| Problem to solve |
Restate the listing below word for word, omitting any images.

| Available data |
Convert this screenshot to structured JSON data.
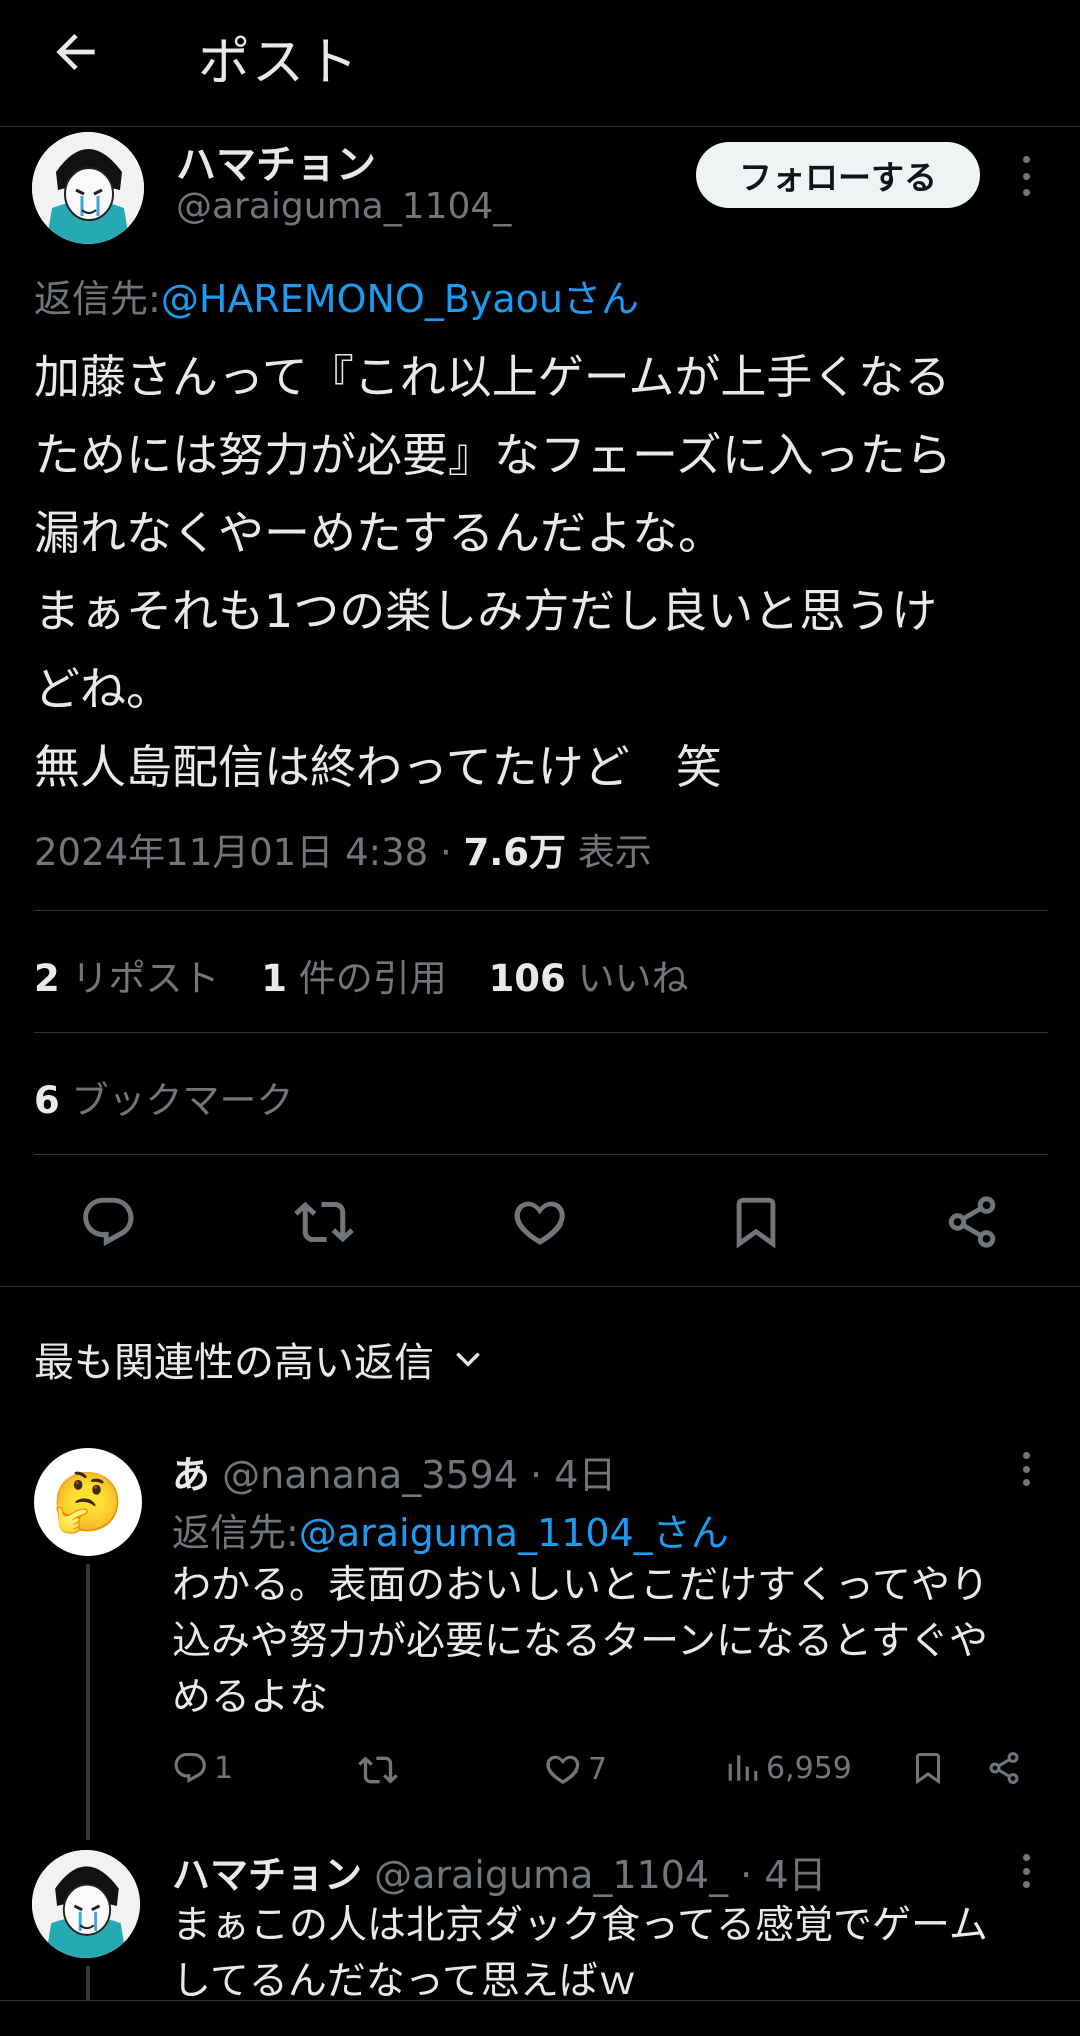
{
  "header": {
    "title": "ポスト"
  },
  "post": {
    "author_name": "ハマチョン",
    "author_handle": "@araiguma_1104_",
    "follow_label": "フォローする",
    "reply_to_prefix": "返信先:",
    "reply_to_handle": "@HAREMONO_Byaouさん",
    "text": "加藤さんって『これ以上ゲームが上手くなる\nためには努力が必要』なフェーズに入ったら\n漏れなくやーめたするんだよな。\nまぁそれも1つの楽しみ方だし良いと思うけ\nどね。\n無人島配信は終わってたけど　笑",
    "timestamp": "2024年11月01日 4:38",
    "separator": " · ",
    "views_count": "7.6万",
    "views_label": "表示",
    "stats": {
      "reposts_count": "2",
      "reposts_label": "リポスト",
      "quotes_count": "1",
      "quotes_label": "件の引用",
      "likes_count": "106",
      "likes_label": "いいね",
      "bookmarks_count": "6",
      "bookmarks_label": "ブックマーク"
    }
  },
  "sort": {
    "label": "最も関連性の高い返信"
  },
  "replies": [
    {
      "author_name": "あ",
      "author_handle": "@nanana_3594",
      "time": "· 4日",
      "avatar_emoji": "🤔",
      "reply_to_prefix": "返信先:",
      "reply_to_handle": "@araiguma_1104_さん",
      "text": "わかる。表面のおいしいとこだけすくってやり\n込みや努力が必要になるターンになるとすぐや\nめるよな",
      "reply_count": "1",
      "like_count": "7",
      "view_count": "6,959"
    },
    {
      "author_name": "ハマチョン",
      "author_handle": "@araiguma_1104_",
      "time": "· 4日",
      "text": "まぁこの人は北京ダック食ってる感覚でゲーム\nしてるんだなって思えばｗ"
    }
  ],
  "colors": {
    "background": "#000000",
    "text": "#e7e9ea",
    "secondary": "#71767b",
    "link": "#1d9bf0",
    "divider": "#2f3336"
  }
}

| Reply to the exercise |
Convert this screenshot to structured JSON data.
{
  "header": {
    "title": "ポスト"
  },
  "post": {
    "author_name": "ハマチョン",
    "author_handle": "@araiguma_1104_",
    "follow_label": "フォローする",
    "reply_to_prefix": "返信先:",
    "reply_to_handle": "@HAREMONO_Byaouさん",
    "text": "加藤さんって『これ以上ゲームが上手くなる\nためには努力が必要』なフェーズに入ったら\n漏れなくやーめたするんだよな。\nまぁそれも1つの楽しみ方だし良いと思うけ\nどね。\n無人島配信は終わってたけど　笑",
    "timestamp": "2024年11月01日 4:38",
    "separator": " · ",
    "views_count": "7.6万",
    "views_label": "表示",
    "stats": {
      "reposts_count": "2",
      "reposts_label": "リポスト",
      "quotes_count": "1",
      "quotes_label": "件の引用",
      "likes_count": "106",
      "likes_label": "いいね",
      "bookmarks_count": "6",
      "bookmarks_label": "ブックマーク"
    }
  },
  "sort": {
    "label": "最も関連性の高い返信"
  },
  "replies": [
    {
      "author_name": "あ",
      "author_handle": "@nanana_3594",
      "time": "· 4日",
      "avatar_emoji": "🤔",
      "reply_to_prefix": "返信先:",
      "reply_to_handle": "@araiguma_1104_さん",
      "text": "わかる。表面のおいしいとこだけすくってやり\n込みや努力が必要になるターンになるとすぐや\nめるよな",
      "reply_count": "1",
      "like_count": "7",
      "view_count": "6,959"
    },
    {
      "author_name": "ハマチョン",
      "author_handle": "@araiguma_1104_",
      "time": "· 4日",
      "text": "まぁこの人は北京ダック食ってる感覚でゲーム\nしてるんだなって思えばｗ"
    }
  ],
  "colors": {
    "background": "#000000",
    "text": "#e7e9ea",
    "secondary": "#71767b",
    "link": "#1d9bf0",
    "divider": "#2f3336"
  }
}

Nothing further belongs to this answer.